#### Raw data ####

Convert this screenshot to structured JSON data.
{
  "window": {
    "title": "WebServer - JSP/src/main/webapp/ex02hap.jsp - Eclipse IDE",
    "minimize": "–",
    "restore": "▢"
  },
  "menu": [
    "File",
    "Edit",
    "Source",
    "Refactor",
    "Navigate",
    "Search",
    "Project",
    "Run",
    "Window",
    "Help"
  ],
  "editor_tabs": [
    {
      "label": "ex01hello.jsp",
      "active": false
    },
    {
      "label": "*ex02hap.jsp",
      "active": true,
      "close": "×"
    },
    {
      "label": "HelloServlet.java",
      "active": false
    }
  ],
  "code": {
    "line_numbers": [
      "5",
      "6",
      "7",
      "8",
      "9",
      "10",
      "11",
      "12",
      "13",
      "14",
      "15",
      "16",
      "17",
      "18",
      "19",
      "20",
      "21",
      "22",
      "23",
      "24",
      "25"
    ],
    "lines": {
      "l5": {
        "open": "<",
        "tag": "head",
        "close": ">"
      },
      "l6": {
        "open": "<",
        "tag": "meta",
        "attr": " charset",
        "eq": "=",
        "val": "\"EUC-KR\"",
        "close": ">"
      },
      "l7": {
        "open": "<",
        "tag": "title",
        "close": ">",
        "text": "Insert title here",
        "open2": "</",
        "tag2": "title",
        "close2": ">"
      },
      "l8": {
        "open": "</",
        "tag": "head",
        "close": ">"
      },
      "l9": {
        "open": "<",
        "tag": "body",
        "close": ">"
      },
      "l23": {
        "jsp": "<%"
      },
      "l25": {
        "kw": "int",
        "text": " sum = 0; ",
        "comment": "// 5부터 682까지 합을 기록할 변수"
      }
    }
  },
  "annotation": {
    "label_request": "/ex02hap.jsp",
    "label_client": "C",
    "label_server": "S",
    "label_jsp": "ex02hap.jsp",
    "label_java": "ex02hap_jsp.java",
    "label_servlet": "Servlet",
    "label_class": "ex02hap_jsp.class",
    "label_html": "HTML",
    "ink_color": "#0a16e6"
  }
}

####

### What you are asked to do
Retype every record above exactly as it appears.

### Response to the exercise
Convert this screenshot to structured JSON data.
{
  "window": {
    "title": "WebServer - JSP/src/main/webapp/ex02hap.jsp - Eclipse IDE",
    "minimize": "–",
    "restore": "▢"
  },
  "menu": [
    "File",
    "Edit",
    "Source",
    "Refactor",
    "Navigate",
    "Search",
    "Project",
    "Run",
    "Window",
    "Help"
  ],
  "editor_tabs": [
    {
      "label": "ex01hello.jsp",
      "active": false
    },
    {
      "label": "*ex02hap.jsp",
      "active": true,
      "close": "×"
    },
    {
      "label": "HelloServlet.java",
      "active": false
    }
  ],
  "code": {
    "line_numbers": [
      "5",
      "6",
      "7",
      "8",
      "9",
      "10",
      "11",
      "12",
      "13",
      "14",
      "15",
      "16",
      "17",
      "18",
      "19",
      "20",
      "21",
      "22",
      "23",
      "24",
      "25"
    ],
    "lines": {
      "l5": {
        "open": "<",
        "tag": "head",
        "close": ">"
      },
      "l6": {
        "open": "<",
        "tag": "meta",
        "attr": " charset",
        "eq": "=",
        "val": "\"EUC-KR\"",
        "close": ">"
      },
      "l7": {
        "open": "<",
        "tag": "title",
        "close": ">",
        "text": "Insert title here",
        "open2": "</",
        "tag2": "title",
        "close2": ">"
      },
      "l8": {
        "open": "</",
        "tag": "head",
        "close": ">"
      },
      "l9": {
        "open": "<",
        "tag": "body",
        "close": ">"
      },
      "l23": {
        "jsp": "<%"
      },
      "l25": {
        "kw": "int",
        "text": " sum = 0; ",
        "comment": "// 5부터 682까지 합을 기록할 변수"
      }
    }
  },
  "annotation": {
    "label_request": "/ex02hap.jsp",
    "label_client": "C",
    "label_server": "S",
    "label_jsp": "ex02hap.jsp",
    "label_java": "ex02hap_jsp.java",
    "label_servlet": "Servlet",
    "label_class": "ex02hap_jsp.class",
    "label_html": "HTML",
    "ink_color": "#0a16e6"
  }
}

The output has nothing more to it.